**STATED PROBLEM:** Every entry below must be repeated exactly; skip the pictures.

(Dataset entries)
==========
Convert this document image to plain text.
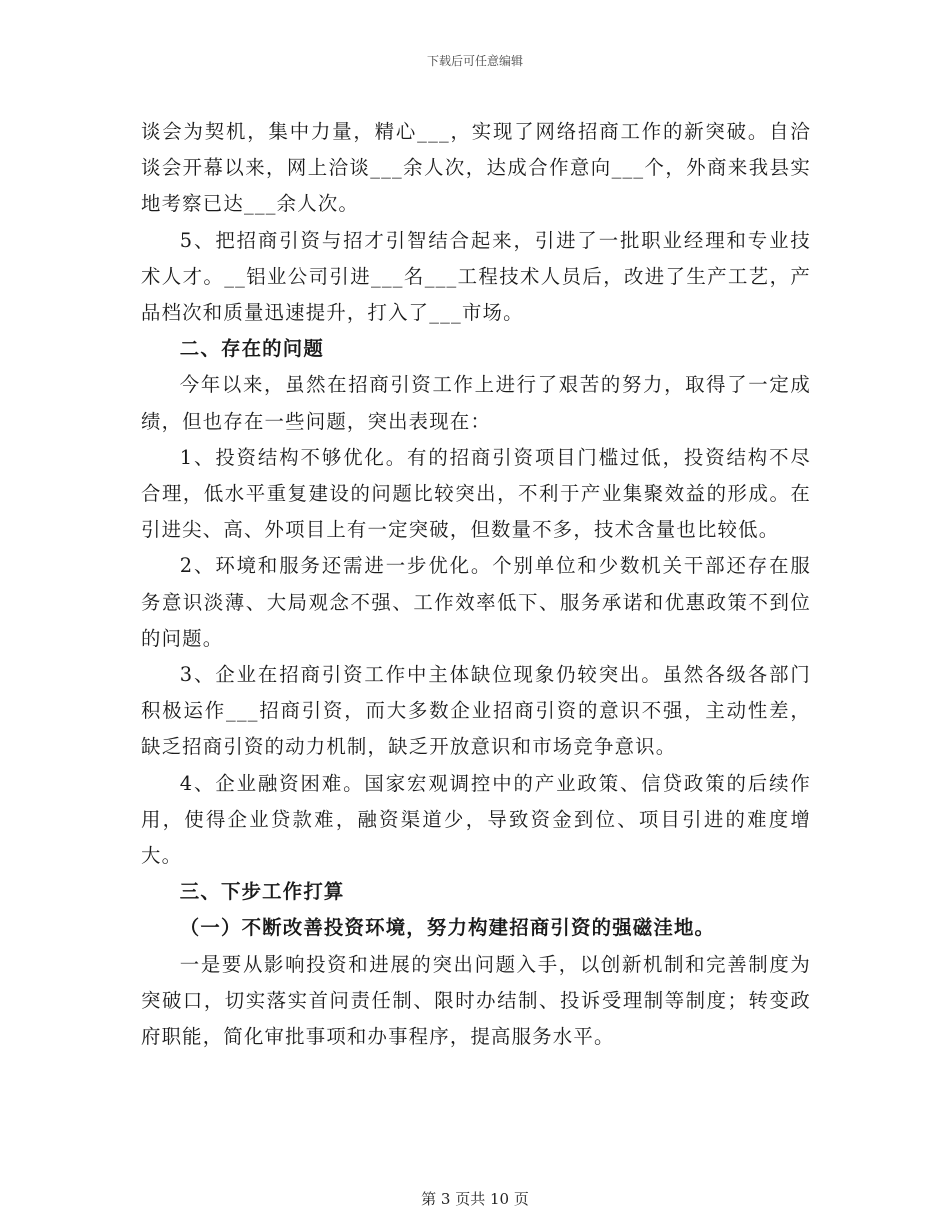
下载后可任意编辑

谈会为契机，集中力量，精心___，实现了网络招商工作的新突破。自洽谈会开幕以来，网上洽谈___余人次，达成合作意向___个，外商来我县实地考察已达___余人次。

5、把招商引资与招才引智结合起来，引进了一批职业经理和专业技术人才。__铝业公司引进___名___工程技术人员后，改进了生产工艺，产品档次和质量迅速提升，打入了___市场。

二、存在的问题

今年以来，虽然在招商引资工作上进行了艰苦的努力，取得了一定成绩，但也存在一些问题，突出表现在：

1、投资结构不够优化。有的招商引资项目门槛过低，投资结构不尽合理，低水平重复建设的问题比较突出，不利于产业集聚效益的形成。在引进尖、高、外项目上有一定突破，但数量不多，技术含量也比较低。

2、环境和服务还需进一步优化。个别单位和少数机关干部还存在服务意识淡薄、大局观念不强、工作效率低下、服务承诺和优惠政策不到位的问题。

3、企业在招商引资工作中主体缺位现象仍较突出。虽然各级各部门积极运作___招商引资，而大多数企业招商引资的意识不强，主动性差，缺乏招商引资的动力机制，缺乏开放意识和市场竞争意识。

4、企业融资困难。国家宏观调控中的产业政策、信贷政策的后续作用，使得企业贷款难，融资渠道少，导致资金到位、项目引进的难度增大。

三、下步工作打算

（一）不断改善投资环境，努力构建招商引资的强磁洼地。

一是要从影响投资和进展的突出问题入手，以创新机制和完善制度为突破口，切实落实首问责任制、限时办结制、投诉受理制等制度；转变政府职能，简化审批事项和办事程序，提高服务水平。

第 3 页共 10 页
==========
**EXERCISE RESPONSE:**
Convert this document image to plain text.
下载后可任意编辑

谈会为契机，集中力量，精心___，实现了网络招商工作的新突破。自洽谈会开幕以来，网上洽谈___余人次，达成合作意向___个，外商来我县实地考察已达___余人次。

5、把招商引资与招才引智结合起来，引进了一批职业经理和专业技术人才。__铝业公司引进___名___工程技术人员后，改进了生产工艺，产品档次和质量迅速提升，打入了___市场。

二、存在的问题

今年以来，虽然在招商引资工作上进行了艰苦的努力，取得了一定成绩，但也存在一些问题，突出表现在：

1、投资结构不够优化。有的招商引资项目门槛过低，投资结构不尽合理，低水平重复建设的问题比较突出，不利于产业集聚效益的形成。在引进尖、高、外项目上有一定突破，但数量不多，技术含量也比较低。

2、环境和服务还需进一步优化。个别单位和少数机关干部还存在服务意识淡薄、大局观念不强、工作效率低下、服务承诺和优惠政策不到位的问题。

3、企业在招商引资工作中主体缺位现象仍较突出。虽然各级各部门积极运作___招商引资，而大多数企业招商引资的意识不强，主动性差，缺乏招商引资的动力机制，缺乏开放意识和市场竞争意识。

4、企业融资困难。国家宏观调控中的产业政策、信贷政策的后续作用，使得企业贷款难，融资渠道少，导致资金到位、项目引进的难度增大。

三、下步工作打算

（一）不断改善投资环境，努力构建招商引资的强磁洼地。

一是要从影响投资和进展的突出问题入手，以创新机制和完善制度为突破口，切实落实首问责任制、限时办结制、投诉受理制等制度；转变政府职能，简化审批事项和办事程序，提高服务水平。

第 3 页共 10 页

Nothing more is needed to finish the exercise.